**Data for this exercise:**
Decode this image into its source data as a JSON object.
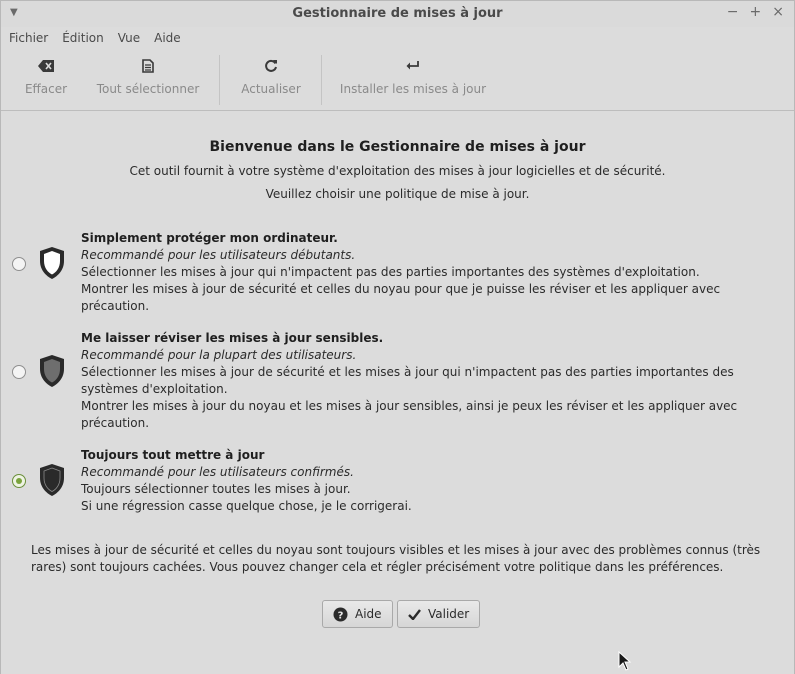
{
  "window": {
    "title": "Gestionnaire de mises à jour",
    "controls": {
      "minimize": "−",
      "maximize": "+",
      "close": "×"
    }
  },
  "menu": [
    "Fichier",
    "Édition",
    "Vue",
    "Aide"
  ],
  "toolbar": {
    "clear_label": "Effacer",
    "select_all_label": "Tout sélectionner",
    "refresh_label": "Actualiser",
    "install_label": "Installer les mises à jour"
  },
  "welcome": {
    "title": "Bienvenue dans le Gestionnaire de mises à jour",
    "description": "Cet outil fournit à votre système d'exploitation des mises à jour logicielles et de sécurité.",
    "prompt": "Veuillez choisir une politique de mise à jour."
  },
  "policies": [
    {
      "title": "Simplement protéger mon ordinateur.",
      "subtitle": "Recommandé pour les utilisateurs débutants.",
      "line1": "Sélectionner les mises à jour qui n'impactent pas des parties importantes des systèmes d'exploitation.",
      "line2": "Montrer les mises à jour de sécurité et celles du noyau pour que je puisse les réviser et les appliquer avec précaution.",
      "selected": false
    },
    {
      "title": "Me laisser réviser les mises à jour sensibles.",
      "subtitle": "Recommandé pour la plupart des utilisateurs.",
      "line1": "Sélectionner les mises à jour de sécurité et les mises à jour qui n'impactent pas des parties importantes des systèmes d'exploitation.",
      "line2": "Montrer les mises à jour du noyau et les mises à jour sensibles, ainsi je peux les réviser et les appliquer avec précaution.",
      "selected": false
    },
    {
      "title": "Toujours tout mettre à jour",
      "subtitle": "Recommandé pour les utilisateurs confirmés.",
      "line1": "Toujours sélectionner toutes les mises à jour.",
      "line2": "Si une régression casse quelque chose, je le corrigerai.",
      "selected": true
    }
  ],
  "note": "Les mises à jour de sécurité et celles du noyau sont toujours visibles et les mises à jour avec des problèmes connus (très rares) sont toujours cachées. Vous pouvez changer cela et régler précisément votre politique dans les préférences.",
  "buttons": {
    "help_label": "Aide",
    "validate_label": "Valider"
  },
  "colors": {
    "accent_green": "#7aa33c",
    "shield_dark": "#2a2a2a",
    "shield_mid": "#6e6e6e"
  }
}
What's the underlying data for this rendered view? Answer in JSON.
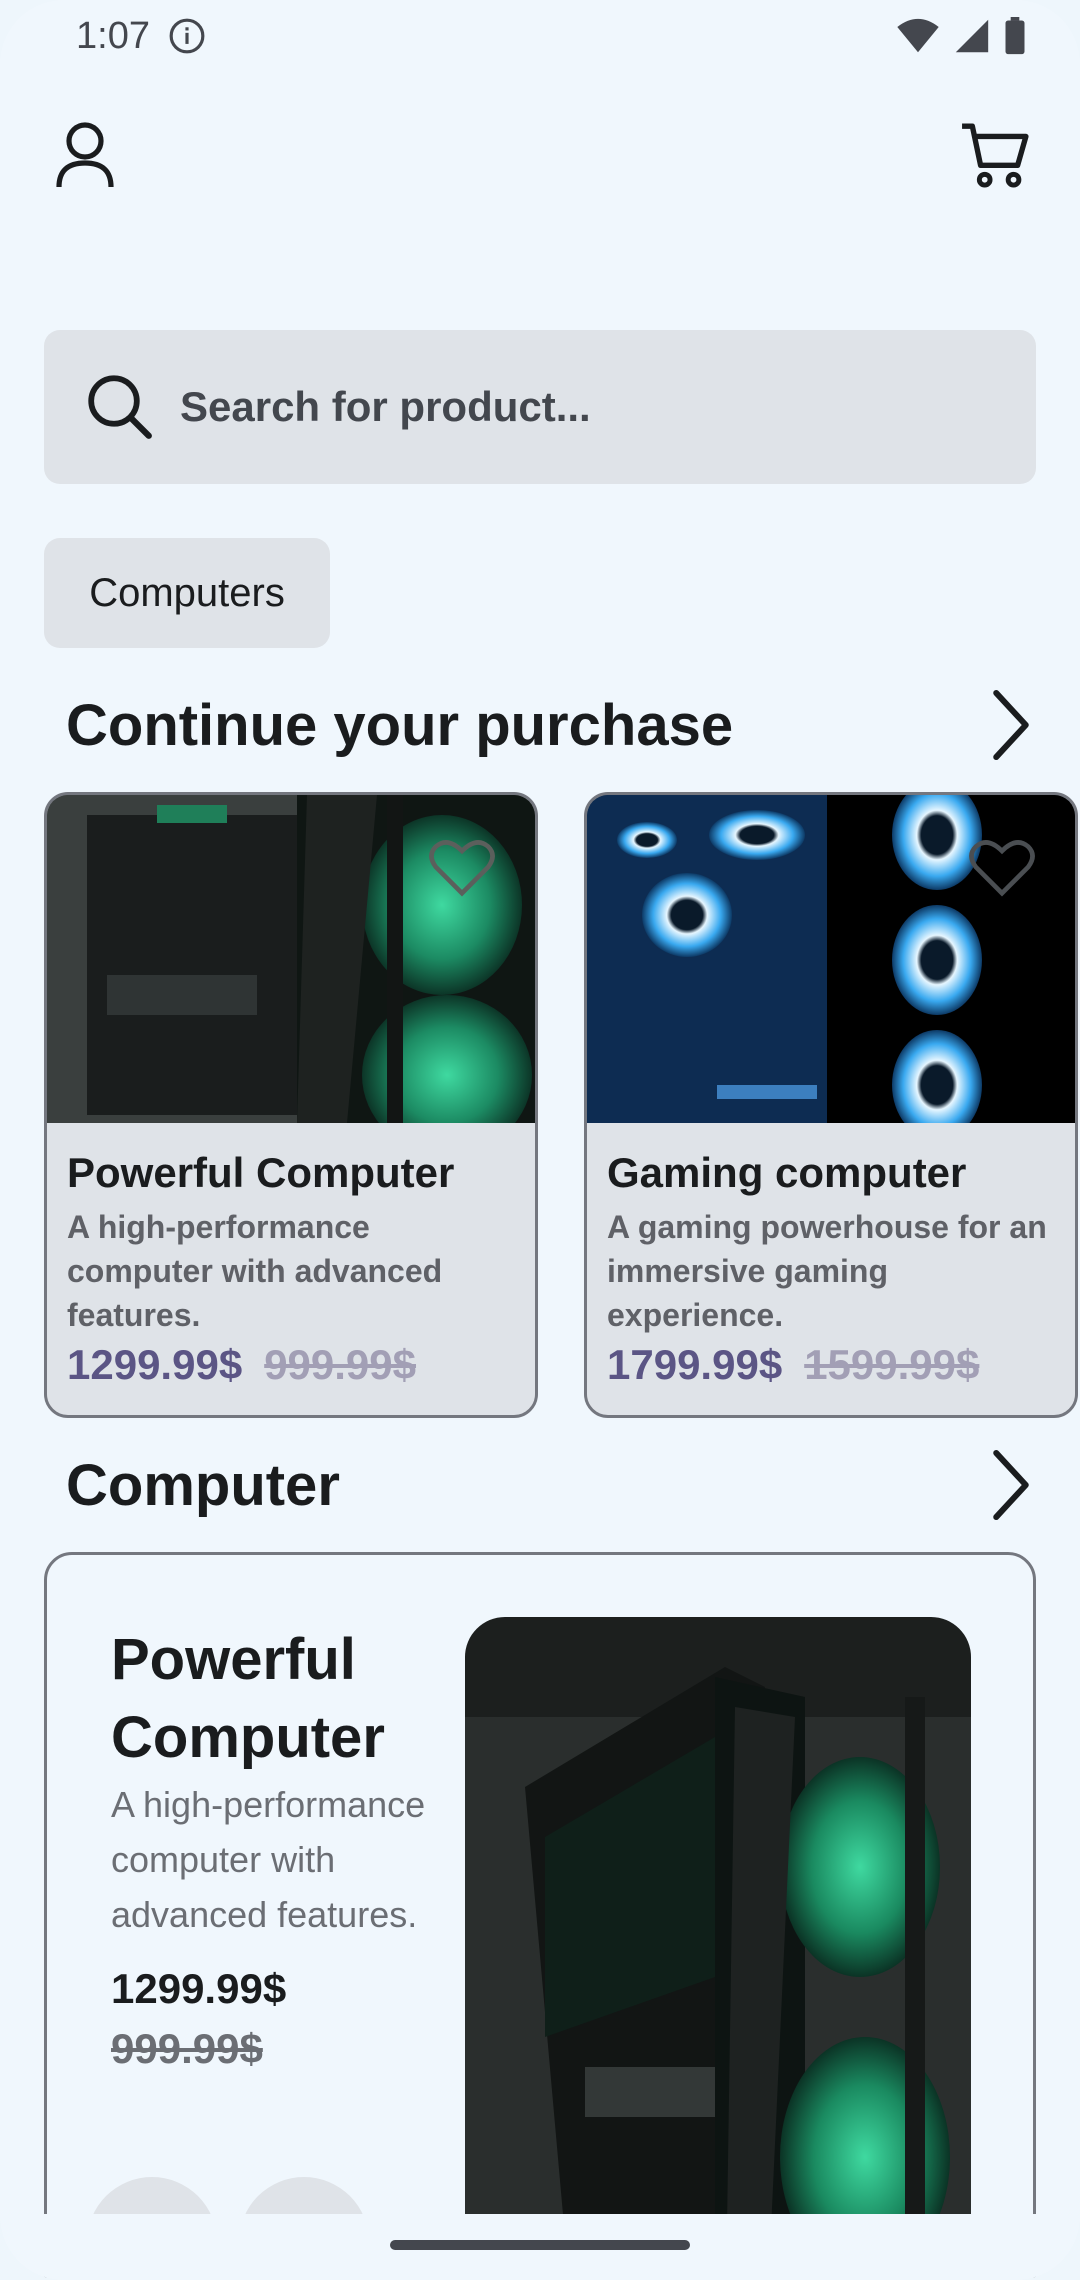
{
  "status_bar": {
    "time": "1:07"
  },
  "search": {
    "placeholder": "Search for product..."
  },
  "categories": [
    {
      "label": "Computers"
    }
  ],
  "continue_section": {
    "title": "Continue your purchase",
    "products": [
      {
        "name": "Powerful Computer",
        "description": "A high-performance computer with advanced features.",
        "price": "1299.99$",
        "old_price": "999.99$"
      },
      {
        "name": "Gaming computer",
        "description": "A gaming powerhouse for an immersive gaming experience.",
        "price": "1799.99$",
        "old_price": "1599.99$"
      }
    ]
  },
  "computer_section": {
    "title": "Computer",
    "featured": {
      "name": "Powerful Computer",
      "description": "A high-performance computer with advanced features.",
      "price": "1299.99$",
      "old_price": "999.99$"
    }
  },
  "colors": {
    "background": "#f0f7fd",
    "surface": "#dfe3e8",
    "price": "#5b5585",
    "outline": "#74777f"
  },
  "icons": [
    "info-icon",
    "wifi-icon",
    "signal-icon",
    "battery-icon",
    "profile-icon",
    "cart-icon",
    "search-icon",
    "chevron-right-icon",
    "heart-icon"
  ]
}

**Given problem:**
With the pictures left out, transcribe the material exactly.

**Result for this task:**
Decode this image into its source data as a JSON object.
{
  "window": {
    "title": "Gestionnaire de mises à jour",
    "controls": {
      "minimize": "−",
      "maximize": "+",
      "close": "×"
    }
  },
  "menu": [
    "Fichier",
    "Édition",
    "Vue",
    "Aide"
  ],
  "toolbar": {
    "clear_label": "Effacer",
    "select_all_label": "Tout sélectionner",
    "refresh_label": "Actualiser",
    "install_label": "Installer les mises à jour"
  },
  "welcome": {
    "title": "Bienvenue dans le Gestionnaire de mises à jour",
    "description": "Cet outil fournit à votre système d'exploitation des mises à jour logicielles et de sécurité.",
    "prompt": "Veuillez choisir une politique de mise à jour."
  },
  "policies": [
    {
      "title": "Simplement protéger mon ordinateur.",
      "subtitle": "Recommandé pour les utilisateurs débutants.",
      "line1": "Sélectionner les mises à jour qui n'impactent pas des parties importantes des systèmes d'exploitation.",
      "line2": "Montrer les mises à jour de sécurité et celles du noyau pour que je puisse les réviser et les appliquer avec précaution.",
      "selected": false
    },
    {
      "title": "Me laisser réviser les mises à jour sensibles.",
      "subtitle": "Recommandé pour la plupart des utilisateurs.",
      "line1": "Sélectionner les mises à jour de sécurité et les mises à jour qui n'impactent pas des parties importantes des systèmes d'exploitation.",
      "line2": "Montrer les mises à jour du noyau et les mises à jour sensibles, ainsi je peux les réviser et les appliquer avec précaution.",
      "selected": false
    },
    {
      "title": "Toujours tout mettre à jour",
      "subtitle": "Recommandé pour les utilisateurs confirmés.",
      "line1": "Toujours sélectionner toutes les mises à jour.",
      "line2": "Si une régression casse quelque chose, je le corrigerai.",
      "selected": true
    }
  ],
  "note": "Les mises à jour de sécurité et celles du noyau sont toujours visibles et les mises à jour avec des problèmes connus (très rares) sont toujours cachées. Vous pouvez changer cela et régler précisément votre politique dans les préférences.",
  "buttons": {
    "help_label": "Aide",
    "validate_label": "Valider"
  },
  "colors": {
    "accent_green": "#7aa33c",
    "shield_dark": "#2a2a2a",
    "shield_mid": "#6e6e6e"
  }
}
What's the underlying data for this rendered view? Answer in JSON.
{
  "status_bar": {
    "time": "1:07"
  },
  "search": {
    "placeholder": "Search for product..."
  },
  "categories": [
    {
      "label": "Computers"
    }
  ],
  "continue_section": {
    "title": "Continue your purchase",
    "products": [
      {
        "name": "Powerful Computer",
        "description": "A high-performance computer with advanced features.",
        "price": "1299.99$",
        "old_price": "999.99$"
      },
      {
        "name": "Gaming computer",
        "description": "A gaming powerhouse for an immersive gaming experience.",
        "price": "1799.99$",
        "old_price": "1599.99$"
      }
    ]
  },
  "computer_section": {
    "title": "Computer",
    "featured": {
      "name": "Powerful Computer",
      "description": "A high-performance computer with advanced features.",
      "price": "1299.99$",
      "old_price": "999.99$"
    }
  },
  "colors": {
    "background": "#f0f7fd",
    "surface": "#dfe3e8",
    "price": "#5b5585",
    "outline": "#74777f"
  },
  "icons": [
    "info-icon",
    "wifi-icon",
    "signal-icon",
    "battery-icon",
    "profile-icon",
    "cart-icon",
    "search-icon",
    "chevron-right-icon",
    "heart-icon"
  ]
}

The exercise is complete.